Reproduce these items verbatim, one per line, starting at the line containing "schedule-value: Every day: [236, 247, 308, 264]" and ending at the line containing "hold-time-stepper[interactable]: [503, 189, 517, 213]", with both included.
## start SUPPLIED INFORMATION
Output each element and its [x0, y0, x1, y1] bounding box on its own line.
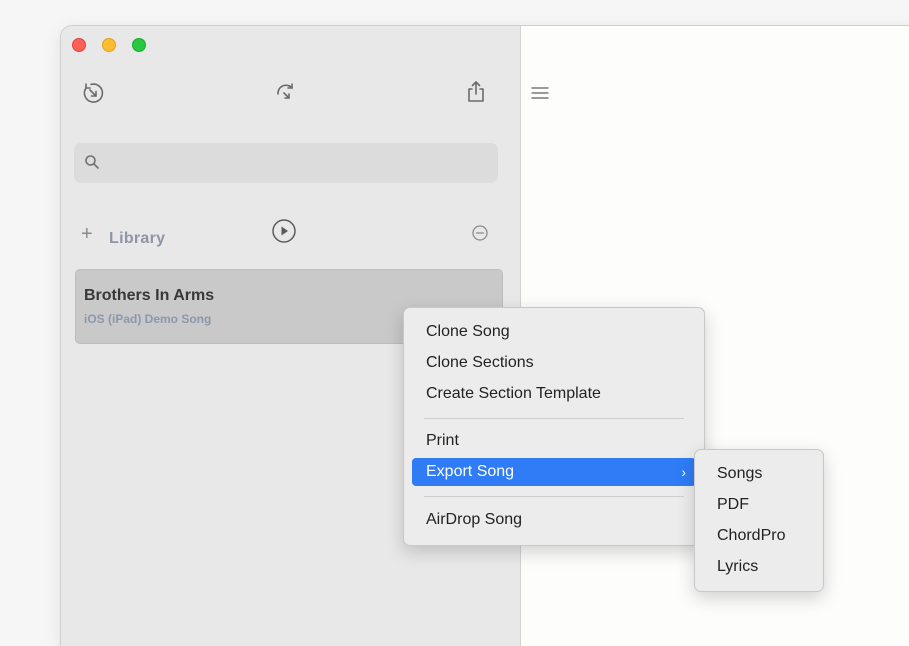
search-field[interactable] [74, 143, 498, 185]
menu-item-airdrop-song[interactable]: AirDrop Song [412, 506, 696, 534]
undo-history-icon[interactable] [80, 80, 106, 106]
chevron-right-icon: › [681, 464, 686, 480]
submenu-item-songs[interactable]: Songs [703, 460, 815, 488]
share-icon[interactable] [463, 79, 489, 105]
menu-separator [424, 496, 684, 497]
search-input[interactable] [108, 143, 492, 185]
menu-item-export-song-label: Export Song [426, 463, 515, 480]
menu-item-create-section-template[interactable]: Create Section Template [412, 380, 696, 408]
song-subtitle: iOS (iPad) Demo Song [84, 312, 212, 326]
search-icon [85, 155, 99, 169]
library-label[interactable]: Library [109, 230, 165, 248]
menu-separator [424, 418, 684, 419]
menu-item-clone-sections[interactable]: Clone Sections [412, 349, 696, 377]
menu-item-print[interactable]: Print [412, 427, 696, 455]
song-title: Brothers In Arms [84, 287, 215, 304]
redo-icon[interactable] [273, 80, 299, 106]
context-menu: Clone Song Clone Sections Create Section… [403, 307, 705, 546]
menu-item-export-song[interactable]: Export Song › [412, 458, 696, 486]
minimize-window-button[interactable] [102, 38, 116, 52]
zoom-window-button[interactable] [132, 38, 146, 52]
hamburger-icon[interactable] [531, 86, 549, 100]
export-submenu: Songs PDF ChordPro Lyrics [694, 449, 824, 592]
play-circle-icon[interactable] [271, 218, 297, 244]
close-window-button[interactable] [72, 38, 86, 52]
menu-item-clone-song[interactable]: Clone Song [412, 318, 696, 346]
submenu-item-lyrics[interactable]: Lyrics [703, 553, 815, 581]
submenu-item-chordpro[interactable]: ChordPro [703, 522, 815, 550]
library-header: + Library [61, 218, 520, 254]
minus-circle-icon[interactable] [471, 224, 489, 242]
plus-icon[interactable]: + [81, 224, 93, 244]
submenu-item-pdf[interactable]: PDF [703, 491, 815, 519]
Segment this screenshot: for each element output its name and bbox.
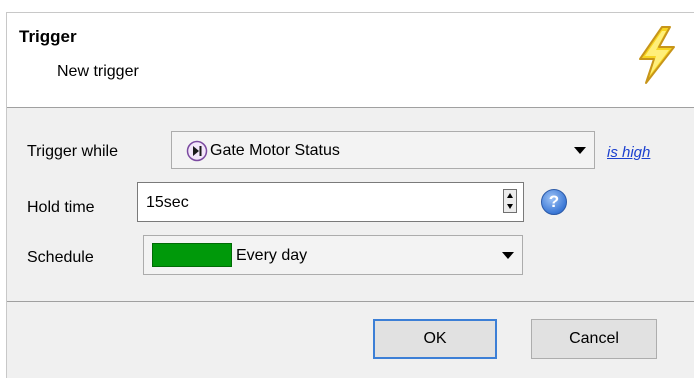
schedule-value: Every day: [236, 247, 308, 264]
hold-time-value: 15sec: [146, 194, 189, 211]
hold-time-spinbox[interactable]: 15sec: [137, 182, 524, 222]
stepper-up-icon[interactable]: [507, 193, 513, 198]
dialog-title: Trigger: [19, 27, 77, 46]
dialog-header: Trigger New trigger: [7, 13, 694, 108]
trigger-while-label: Trigger while: [27, 143, 118, 160]
schedule-color-swatch: [152, 243, 232, 267]
chevron-down-icon: [574, 147, 586, 154]
ok-button[interactable]: OK: [373, 319, 497, 359]
hold-time-stepper[interactable]: [503, 189, 517, 213]
digital-input-icon: [186, 140, 208, 162]
lightning-bolt-icon: [639, 26, 675, 84]
cancel-button[interactable]: Cancel: [531, 319, 657, 359]
trigger-while-value: Gate Motor Status: [210, 142, 340, 159]
schedule-select[interactable]: Every day: [143, 235, 523, 275]
chevron-down-icon: [502, 252, 514, 259]
stepper-down-icon[interactable]: [507, 204, 513, 209]
hold-time-label: Hold time: [27, 199, 95, 216]
footer-divider: [7, 301, 694, 302]
dialog-subtitle: New trigger: [57, 63, 139, 80]
trigger-dialog: Trigger New trigger Trigger while Gate M…: [6, 12, 694, 378]
schedule-label: Schedule: [27, 249, 94, 266]
condition-link[interactable]: is high: [607, 144, 650, 161]
help-icon[interactable]: ?: [541, 189, 567, 215]
trigger-while-select[interactable]: Gate Motor Status: [171, 131, 595, 169]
## end SUPPLIED INFORMATION
## COMPLETED TASK:
schedule-value: Every day: [236, 247, 308, 264]
hold-time-value: 15sec: [146, 194, 189, 211]
hold-time-spinbox[interactable]: 15sec: [137, 182, 524, 222]
stepper-up-icon[interactable]: [507, 193, 513, 198]
dialog-title: Trigger: [19, 27, 77, 46]
dialog-header: Trigger New trigger: [7, 13, 694, 108]
trigger-while-label: Trigger while: [27, 143, 118, 160]
schedule-color-swatch: [152, 243, 232, 267]
chevron-down-icon: [574, 147, 586, 154]
ok-button[interactable]: OK: [373, 319, 497, 359]
hold-time-stepper[interactable]: [503, 189, 517, 213]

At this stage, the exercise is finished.